▶ _Directions for this task_
Could you transcribe the material below exactly, without leaving out a single line?
** start Material for this task **
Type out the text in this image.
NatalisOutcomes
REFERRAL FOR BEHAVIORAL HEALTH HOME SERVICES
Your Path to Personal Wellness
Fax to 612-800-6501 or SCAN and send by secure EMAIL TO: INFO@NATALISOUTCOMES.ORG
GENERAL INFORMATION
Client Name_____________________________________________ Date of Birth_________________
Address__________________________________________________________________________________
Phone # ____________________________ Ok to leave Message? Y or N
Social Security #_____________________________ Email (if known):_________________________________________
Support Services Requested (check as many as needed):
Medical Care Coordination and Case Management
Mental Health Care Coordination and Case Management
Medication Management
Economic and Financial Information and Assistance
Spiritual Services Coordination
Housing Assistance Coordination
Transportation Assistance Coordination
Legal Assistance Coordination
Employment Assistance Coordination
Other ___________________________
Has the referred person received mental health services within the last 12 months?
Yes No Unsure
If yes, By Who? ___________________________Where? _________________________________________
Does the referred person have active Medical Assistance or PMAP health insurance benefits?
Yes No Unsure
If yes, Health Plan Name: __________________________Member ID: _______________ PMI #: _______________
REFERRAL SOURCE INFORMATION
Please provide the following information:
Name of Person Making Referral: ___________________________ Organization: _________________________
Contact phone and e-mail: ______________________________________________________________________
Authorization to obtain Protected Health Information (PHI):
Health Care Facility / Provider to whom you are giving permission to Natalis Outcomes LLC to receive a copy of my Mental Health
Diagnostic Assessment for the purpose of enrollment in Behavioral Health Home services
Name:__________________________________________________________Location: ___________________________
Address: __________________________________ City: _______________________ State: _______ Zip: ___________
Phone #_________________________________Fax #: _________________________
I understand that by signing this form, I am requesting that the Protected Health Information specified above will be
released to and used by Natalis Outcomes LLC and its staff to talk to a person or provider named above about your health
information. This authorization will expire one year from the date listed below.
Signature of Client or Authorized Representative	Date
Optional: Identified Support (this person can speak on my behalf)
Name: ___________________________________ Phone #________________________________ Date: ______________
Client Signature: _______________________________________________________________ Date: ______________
** end Material for this task **
▶ _Finished answer_
Type out the text in this image.
NatalisOutcomes
REFERRAL FOR BEHAVIORAL HEALTH HOME SERVICES
Your Path to Personal Wellness
Fax to 612-800-6501 or SCAN and send by secure EMAIL TO: INFO@NATALISOUTCOMES.ORG
GENERAL INFORMATION
Client Name_____________________________________________ Date of Birth_________________
Address__________________________________________________________________________________
Phone # ____________________________ Ok to leave Message? Y or N
Social Security #_____________________________ Email (if known):_________________________________________
Support Services Requested (check as many as needed):
Medical Care Coordination and Case Management
Mental Health Care Coordination and Case Management
Medication Management
Economic and Financial Information and Assistance
Spiritual Services Coordination
Housing Assistance Coordination
Transportation Assistance Coordination
Legal Assistance Coordination
Employment Assistance Coordination
Other ___________________________
Has the referred person received mental health services within the last 12 months?
Yes No Unsure
If yes, By Who? ___________________________Where? _________________________________________
Does the referred person have active Medical Assistance or PMAP health insurance benefits?
Yes No Unsure
If yes, Health Plan Name: __________________________Member ID: _______________ PMI #: _______________
REFERRAL SOURCE INFORMATION
Please provide the following information:
Name of Person Making Referral: ___________________________ Organization: _________________________
Contact phone and e-mail: ______________________________________________________________________
Authorization to obtain Protected Health Information (PHI):
Health Care Facility / Provider to whom you are giving permission to Natalis Outcomes LLC to receive a copy of my Mental Health
Diagnostic Assessment for the purpose of enrollment in Behavioral Health Home services
Name:__________________________________________________________Location: ___________________________
Address: __________________________________ City: _______________________ State: _______ Zip: ___________
Phone #_________________________________Fax #: _________________________
I understand that by signing this form, I am requesting that the Protected Health Information specified above will be
released to and used by Natalis Outcomes LLC and its staff to talk to a person or provider named above about your health
information. This authorization will expire one year from the date listed below.
Signature of Client or Authorized Representative	Date
Optional: Identified Support (this person can speak on my behalf)
Name: ___________________________________ Phone #________________________________ Date: ______________
Client Signature: _______________________________________________________________ Date: ______________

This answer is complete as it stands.